** Start of Passage **
The PBBS Benchmark Suite (V2)
This documents the Problem Based Benchmark Suite (PBBS), a collection of over 20 benchmarks defined in terms of their IO characteristics. They are designed to make it possible to compare different algorithms, or implementations in different programming languages.
The current benchmarks are listed here.
For each benchmark the suite provides:
- the specification of the input and expected output for the problem,
- the specification of a default set of input instances,
- code for generating inputs (written to a file),
- code for checking correctness of output (read from a file),
- code for timing the benchmark across the instances,
- a default parallel implementation,
- a default sequential implementation (for most benchmarks),
- a variety of other implementations (for some benchmarks).
The benchmarks are designed to be agnostic to the programming language. However, the framework is mostly in C++ and some of the tools are easier to use with C++. For example there is a timing driver for C++ that can be linked with any implementation of a benchmark.
Table of Contents
Getting Started
The benchmark suite can be downloaded from github using:
> git clone https://github.com/cmuparlay/pbbsbench.git
It uses two submodules, which can be initialized with:
> git submodule update --init
Requirements
The benchmarks have been tested on Ubuntu and MacOS.
The software requirements are:
- C++-17 compiler (tested with gcc and clang)
The system requirements are
- for small data (12GB of RAM and 2GB of disk)
- for large data (64GB of RAM and 10GB of disk)
The following are not required, but will give better performance
jemalloc
(only gives slight performance improvement)- 20+ cores (the more cores the faster)
- numactl installed (if this is not installed you need to run
./runall -nonuma
)
Running the benchmarks
The command ./runall
will compile and run all the benchmarks
reported but will take a couple hours. For a faster run, try:
./runall -par -small
This only compiles and runs the parallel benchmarks, which run much faster, and on significantly smaller input data (an order of magnitude smaller for some benchmarks). This runs in 12 minutes on a 20 core (40 hyperthread) machine.
You can also test individual benchmarks. For example, you can test the parallel comparison sort using:
./runall -only comparisonSort/sampleSort
This will run the parallel sampleSort on the default (full sized) inputs. The call
./runall -small -only comparisonSort/sampleSort
will run it on the smaller inputs. More details on arguments are given below.
More Details
Options for runall
The ./runall has the following options which can be extracted by using
./runall -h
.
-scale : this runs it on a range of different thread counts up the the number of threads on the machine
-small : runs tests on smaller inputs (calls ./testInput_small instead of ./testInput).
-par : only run benchmarks that are parallel (saves time)
-only <name> : only run a particular benchmark
-notime : only compile the benchmarks
-nonuma : don't use numactl
-nocheck : don't check correctness of results (saves time)
For the -only
option use the path to the implementation, e.g.
./runall -only comparisonSort/sampleSort
The Benchmarks Directories
Within the benchmarks
directory at toplevel is a subdirectory
for each of the benchmarks.
The benchmarks page gives a listing of these
the benchmarks along with their specification.
Within each benchmarks is a subdirectory for each of the
implementations. Each benchmark also has some directories shared
across implementations. In particular each has a directory called
bench
which contains the driver code, testing code, and
specification of default inputs. Each benchmark also has a xxxData
page containing data generators for the benchmark (here xxx varies by
benchmark).
Within each implementation directory, you can run make
to make the
executable, and then run ./testInputs
to run the benchmarks. These
are run automatically by the ./runall script. On a machine with
multiple chips, using numactl -i all ./testInputs
will give better
results. ./testInputs_small
will use the smaller inputs.
** End of Passage **
• Request 1:
Copy from the PBBS benchmark suite page the span between "This documents the" and "different programming languages.", inclusive.
** Start of Exercise inputs **
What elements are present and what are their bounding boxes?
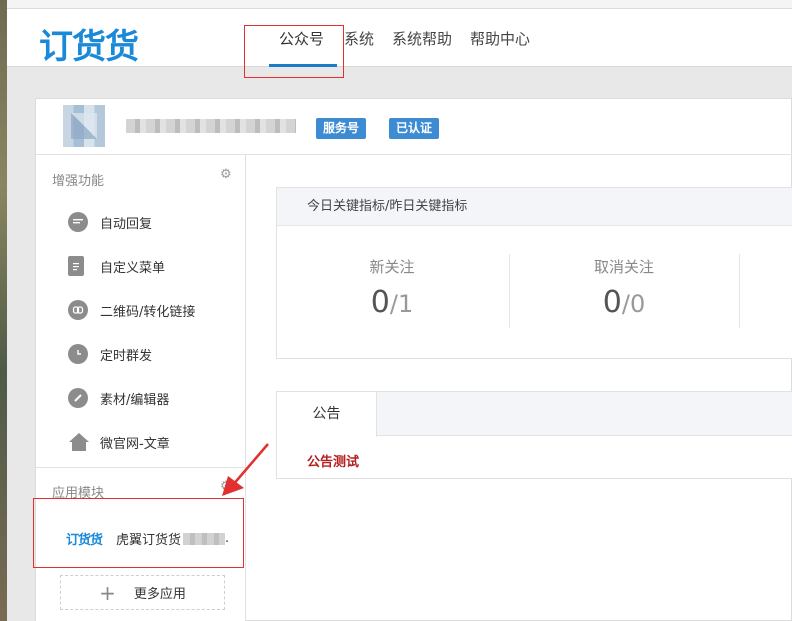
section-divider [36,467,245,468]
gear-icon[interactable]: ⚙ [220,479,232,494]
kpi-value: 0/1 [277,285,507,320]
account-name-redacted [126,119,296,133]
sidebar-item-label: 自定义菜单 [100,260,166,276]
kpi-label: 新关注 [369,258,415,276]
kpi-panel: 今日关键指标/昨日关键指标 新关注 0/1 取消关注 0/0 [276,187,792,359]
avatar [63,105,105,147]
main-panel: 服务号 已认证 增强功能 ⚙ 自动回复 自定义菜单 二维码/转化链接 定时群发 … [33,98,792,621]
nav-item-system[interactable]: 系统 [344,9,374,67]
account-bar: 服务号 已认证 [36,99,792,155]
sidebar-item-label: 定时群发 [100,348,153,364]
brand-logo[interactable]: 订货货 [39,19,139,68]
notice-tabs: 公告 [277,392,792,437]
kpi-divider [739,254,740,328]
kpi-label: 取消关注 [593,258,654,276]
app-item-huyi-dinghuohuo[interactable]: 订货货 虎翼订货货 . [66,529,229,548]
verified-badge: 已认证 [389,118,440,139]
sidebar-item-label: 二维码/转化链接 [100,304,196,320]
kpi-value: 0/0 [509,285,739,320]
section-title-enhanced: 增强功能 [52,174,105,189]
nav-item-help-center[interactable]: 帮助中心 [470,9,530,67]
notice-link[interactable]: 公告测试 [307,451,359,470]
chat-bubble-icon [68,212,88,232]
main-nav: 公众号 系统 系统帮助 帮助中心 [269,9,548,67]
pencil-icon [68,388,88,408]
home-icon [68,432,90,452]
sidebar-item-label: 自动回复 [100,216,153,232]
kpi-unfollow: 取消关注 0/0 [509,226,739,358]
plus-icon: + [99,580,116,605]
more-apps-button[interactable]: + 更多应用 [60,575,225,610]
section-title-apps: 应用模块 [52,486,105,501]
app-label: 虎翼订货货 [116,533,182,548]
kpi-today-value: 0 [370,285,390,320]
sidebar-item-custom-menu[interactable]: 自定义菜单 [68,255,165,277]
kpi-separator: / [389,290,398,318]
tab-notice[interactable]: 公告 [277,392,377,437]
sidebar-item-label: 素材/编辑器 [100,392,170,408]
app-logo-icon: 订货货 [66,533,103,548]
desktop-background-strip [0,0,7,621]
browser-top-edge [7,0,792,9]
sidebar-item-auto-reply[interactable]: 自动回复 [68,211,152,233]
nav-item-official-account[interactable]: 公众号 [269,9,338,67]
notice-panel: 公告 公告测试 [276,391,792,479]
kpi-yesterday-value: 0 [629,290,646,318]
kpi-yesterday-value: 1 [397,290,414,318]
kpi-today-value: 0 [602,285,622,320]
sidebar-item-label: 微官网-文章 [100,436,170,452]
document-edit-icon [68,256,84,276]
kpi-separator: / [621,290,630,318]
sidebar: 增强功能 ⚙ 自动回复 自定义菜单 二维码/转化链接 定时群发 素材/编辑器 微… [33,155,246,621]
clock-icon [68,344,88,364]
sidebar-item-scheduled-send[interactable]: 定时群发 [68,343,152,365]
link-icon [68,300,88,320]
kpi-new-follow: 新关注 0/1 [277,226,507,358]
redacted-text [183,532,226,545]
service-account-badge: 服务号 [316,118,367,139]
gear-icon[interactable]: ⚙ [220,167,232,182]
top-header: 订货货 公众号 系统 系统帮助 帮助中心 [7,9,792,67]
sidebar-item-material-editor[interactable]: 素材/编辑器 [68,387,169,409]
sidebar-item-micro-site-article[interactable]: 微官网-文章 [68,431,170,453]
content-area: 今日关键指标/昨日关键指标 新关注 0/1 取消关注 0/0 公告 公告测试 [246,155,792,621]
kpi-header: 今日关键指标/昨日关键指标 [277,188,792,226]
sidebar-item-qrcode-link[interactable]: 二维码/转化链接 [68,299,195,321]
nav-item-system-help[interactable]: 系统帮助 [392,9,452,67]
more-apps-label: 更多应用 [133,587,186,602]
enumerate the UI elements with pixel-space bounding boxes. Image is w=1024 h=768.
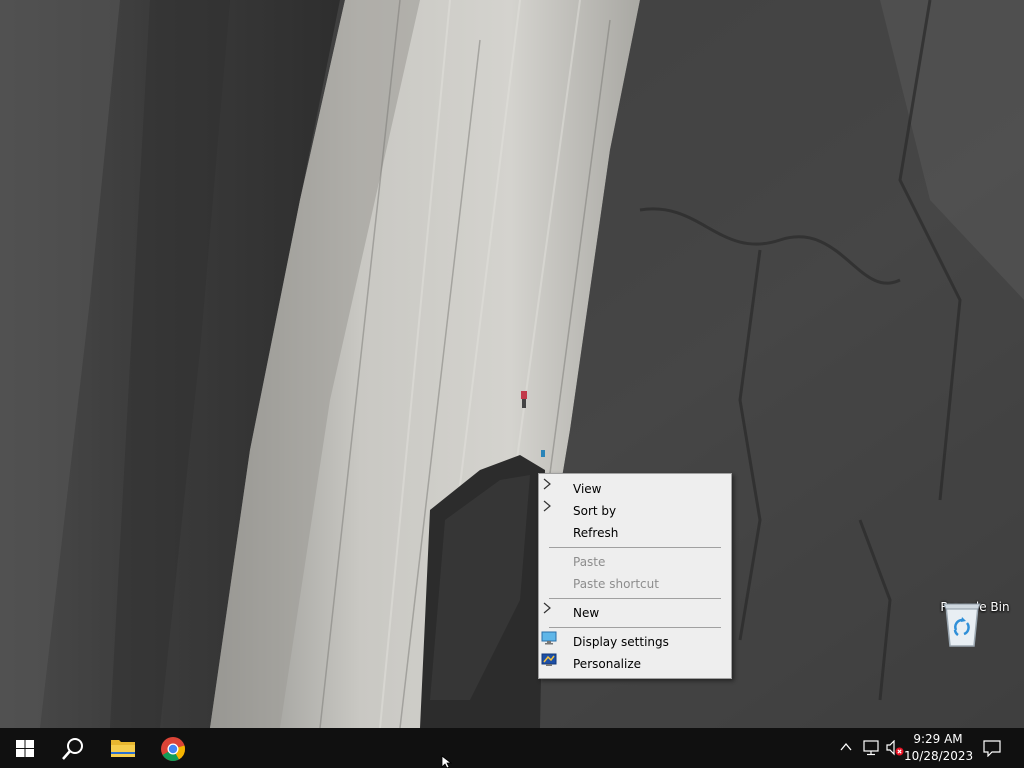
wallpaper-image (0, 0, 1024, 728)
** End of Exercise inputs **
• Request 2:
How many lines in the records contain the string "自定义菜单"? Reply with the number alone.

• Finished answer 1:
This documents the Problem Based Benchmark Suite (PBBS), a collection of over 20 benchmarks defined in terms of their IO characteristics. They are designed to make it possible to compare different algorithms, or implementations in different programming languages.

• Finished answer 2:
4